- _Records for processing_:
= = = = =

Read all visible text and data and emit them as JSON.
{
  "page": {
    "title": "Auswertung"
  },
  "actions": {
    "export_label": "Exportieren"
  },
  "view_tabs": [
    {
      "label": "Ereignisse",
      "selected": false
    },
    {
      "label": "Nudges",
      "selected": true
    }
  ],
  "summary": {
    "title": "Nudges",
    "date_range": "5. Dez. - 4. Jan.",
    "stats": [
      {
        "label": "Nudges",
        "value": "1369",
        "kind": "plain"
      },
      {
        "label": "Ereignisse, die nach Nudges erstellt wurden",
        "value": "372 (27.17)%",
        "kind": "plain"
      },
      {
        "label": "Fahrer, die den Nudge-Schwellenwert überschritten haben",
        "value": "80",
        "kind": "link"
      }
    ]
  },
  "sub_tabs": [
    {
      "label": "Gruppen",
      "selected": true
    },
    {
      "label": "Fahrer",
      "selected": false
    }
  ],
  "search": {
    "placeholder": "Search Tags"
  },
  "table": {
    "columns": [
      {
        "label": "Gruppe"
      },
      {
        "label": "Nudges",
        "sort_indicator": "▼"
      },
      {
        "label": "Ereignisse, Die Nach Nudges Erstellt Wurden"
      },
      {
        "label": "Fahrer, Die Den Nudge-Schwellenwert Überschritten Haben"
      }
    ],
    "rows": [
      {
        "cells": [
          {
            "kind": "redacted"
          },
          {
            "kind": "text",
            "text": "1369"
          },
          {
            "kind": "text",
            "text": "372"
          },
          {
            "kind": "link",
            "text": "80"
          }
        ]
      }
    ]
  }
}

= = = = =

- _Exercise_: Please set down the whole listing above without altering a single line.

- _Solution to this problem_:
Read all visible text and data and emit them as JSON.
{
  "page": {
    "title": "Auswertung"
  },
  "actions": {
    "export_label": "Exportieren"
  },
  "view_tabs": [
    {
      "label": "Ereignisse",
      "selected": false
    },
    {
      "label": "Nudges",
      "selected": true
    }
  ],
  "summary": {
    "title": "Nudges",
    "date_range": "5. Dez. - 4. Jan.",
    "stats": [
      {
        "label": "Nudges",
        "value": "1369",
        "kind": "plain"
      },
      {
        "label": "Ereignisse, die nach Nudges erstellt wurden",
        "value": "372 (27.17)%",
        "kind": "plain"
      },
      {
        "label": "Fahrer, die den Nudge-Schwellenwert überschritten haben",
        "value": "80",
        "kind": "link"
      }
    ]
  },
  "sub_tabs": [
    {
      "label": "Gruppen",
      "selected": true
    },
    {
      "label": "Fahrer",
      "selected": false
    }
  ],
  "search": {
    "placeholder": "Search Tags"
  },
  "table": {
    "columns": [
      {
        "label": "Gruppe"
      },
      {
        "label": "Nudges",
        "sort_indicator": "▼"
      },
      {
        "label": "Ereignisse, Die Nach Nudges Erstellt Wurden"
      },
      {
        "label": "Fahrer, Die Den Nudge-Schwellenwert Überschritten Haben"
      }
    ],
    "rows": [
      {
        "cells": [
          {
            "kind": "redacted"
          },
          {
            "kind": "text",
            "text": "1369"
          },
          {
            "kind": "text",
            "text": "372"
          },
          {
            "kind": "link",
            "text": "80"
          }
        ]
      }
    ]
  }
}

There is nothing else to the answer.